:: DATA EXCERPTS ::

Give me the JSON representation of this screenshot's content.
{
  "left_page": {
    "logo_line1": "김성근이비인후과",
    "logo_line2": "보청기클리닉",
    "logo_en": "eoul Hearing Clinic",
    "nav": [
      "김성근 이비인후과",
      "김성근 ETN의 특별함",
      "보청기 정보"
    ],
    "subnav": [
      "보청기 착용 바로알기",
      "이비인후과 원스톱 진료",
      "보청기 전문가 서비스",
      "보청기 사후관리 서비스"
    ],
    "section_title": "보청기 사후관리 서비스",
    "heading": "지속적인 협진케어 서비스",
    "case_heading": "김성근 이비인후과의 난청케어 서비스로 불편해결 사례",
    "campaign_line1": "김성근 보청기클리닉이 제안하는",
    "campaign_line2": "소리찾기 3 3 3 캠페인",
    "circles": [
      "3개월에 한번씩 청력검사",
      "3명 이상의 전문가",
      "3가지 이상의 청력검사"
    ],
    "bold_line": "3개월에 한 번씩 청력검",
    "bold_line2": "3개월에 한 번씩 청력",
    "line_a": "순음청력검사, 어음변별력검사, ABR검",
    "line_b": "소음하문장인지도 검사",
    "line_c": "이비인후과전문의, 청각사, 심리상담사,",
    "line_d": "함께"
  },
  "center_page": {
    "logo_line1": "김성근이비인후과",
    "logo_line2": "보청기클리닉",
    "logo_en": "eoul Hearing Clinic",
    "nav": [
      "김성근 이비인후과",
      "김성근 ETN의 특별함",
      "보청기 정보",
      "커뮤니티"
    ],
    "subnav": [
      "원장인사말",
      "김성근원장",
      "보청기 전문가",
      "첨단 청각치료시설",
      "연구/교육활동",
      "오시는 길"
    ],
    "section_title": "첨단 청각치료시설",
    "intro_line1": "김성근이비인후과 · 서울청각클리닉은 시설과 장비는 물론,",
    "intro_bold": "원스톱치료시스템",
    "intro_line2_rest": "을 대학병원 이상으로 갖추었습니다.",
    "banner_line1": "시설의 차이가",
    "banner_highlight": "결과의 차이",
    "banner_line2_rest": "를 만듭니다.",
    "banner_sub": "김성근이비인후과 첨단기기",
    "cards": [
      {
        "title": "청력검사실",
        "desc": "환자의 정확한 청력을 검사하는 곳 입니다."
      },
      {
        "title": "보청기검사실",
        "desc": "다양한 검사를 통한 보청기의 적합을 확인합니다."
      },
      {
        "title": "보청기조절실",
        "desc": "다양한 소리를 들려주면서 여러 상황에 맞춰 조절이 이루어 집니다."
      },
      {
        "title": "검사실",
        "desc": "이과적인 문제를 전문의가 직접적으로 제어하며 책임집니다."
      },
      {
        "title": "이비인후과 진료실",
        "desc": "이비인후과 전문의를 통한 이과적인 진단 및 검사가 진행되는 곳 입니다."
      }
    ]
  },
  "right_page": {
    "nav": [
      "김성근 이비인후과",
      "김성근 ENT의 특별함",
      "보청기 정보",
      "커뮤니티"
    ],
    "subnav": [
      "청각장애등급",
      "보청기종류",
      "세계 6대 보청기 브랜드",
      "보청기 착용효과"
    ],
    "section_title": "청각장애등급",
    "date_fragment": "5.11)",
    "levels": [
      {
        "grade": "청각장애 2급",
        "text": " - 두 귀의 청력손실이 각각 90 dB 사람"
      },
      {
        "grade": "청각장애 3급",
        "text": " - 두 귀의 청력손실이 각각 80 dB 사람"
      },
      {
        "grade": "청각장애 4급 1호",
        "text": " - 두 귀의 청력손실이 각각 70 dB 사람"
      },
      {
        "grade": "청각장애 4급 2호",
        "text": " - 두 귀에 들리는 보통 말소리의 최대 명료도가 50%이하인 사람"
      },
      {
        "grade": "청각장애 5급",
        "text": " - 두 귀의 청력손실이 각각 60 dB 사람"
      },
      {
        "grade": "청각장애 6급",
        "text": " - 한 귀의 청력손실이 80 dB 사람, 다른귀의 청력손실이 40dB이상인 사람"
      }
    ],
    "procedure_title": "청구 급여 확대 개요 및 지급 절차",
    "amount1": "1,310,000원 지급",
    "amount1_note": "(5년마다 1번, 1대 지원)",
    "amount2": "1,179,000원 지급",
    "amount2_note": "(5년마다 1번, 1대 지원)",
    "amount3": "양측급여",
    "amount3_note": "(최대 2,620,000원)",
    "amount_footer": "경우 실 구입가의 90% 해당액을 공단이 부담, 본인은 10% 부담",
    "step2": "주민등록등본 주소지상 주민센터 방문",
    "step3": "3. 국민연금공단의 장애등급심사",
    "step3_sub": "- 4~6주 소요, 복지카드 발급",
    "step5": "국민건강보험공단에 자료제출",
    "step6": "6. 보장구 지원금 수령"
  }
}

:::

THE PROBLEM: State the number of lines holding the word "grade" in the listing. Add nothing else.

RESULT FOR THIS EXERCISE: 6